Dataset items
— BEGIN —

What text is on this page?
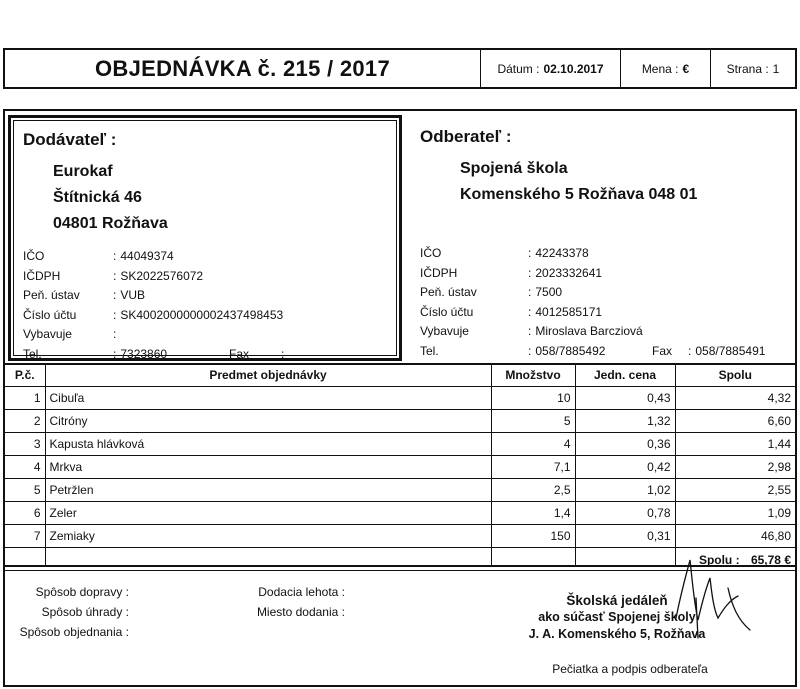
OBJEDNÁVKA č. 215 / 2017	Dátum : 02.10.2017	Mena : €	Strana : 1
Dodávateľ :
Eurokaf
Štítnická 46
04801 Rožňava
IČO	: 44049374
IČDPH	: SK2022576072
Peň. ústav	: VUB
Číslo účtu	: SK4002000000002437498453
Vybavuje
:
Tel.	: 7323860	Fax
:
Odberateľ :
Spojená škola
Komenského 5 Rožňava 048 01
IČO	: 42243378
IČDPH	: 2023332641
Peň. ústav	: 7500
Číslo účtu	: 4012585171
Vybavuje	: Miroslava Barcziová
Tel.	: 058/7885492	Fax	: 058/7885491
P.č.	Predmet objednávky	Množstvo	Jedn. cena	Spolu
1	Cibuľa	10	0,43	4,32
2	Citróny	5	1,32	6,60
3	Kapusta hlávková	4	0,36	1,44
4	Mrkva	7,1	0,42	2,98
5	Petržlen	2,5	1,02	2,55
6	Zeler	1,4	0,78	1,09
7	Zemiaky	150	0,31	46,80

Spolu : 65,78 €
Spôsob dopravy :
Spôsob úhrady :
Spôsob objednania :
Dodacia lehota :
Miesto dodania :
Školská jedáleň
ako súčasť Spojenej školy
J. A. Komenského 5, Rožňava
Pečiatka a podpis odberateľa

— END —

§ CHALLENGE
Show every line in the entries where the string "Číslo" occurs.

§ THE COMPLETED TASK
Číslo účtu	: SK4002000000002437498453
Číslo účtu	: 4012585171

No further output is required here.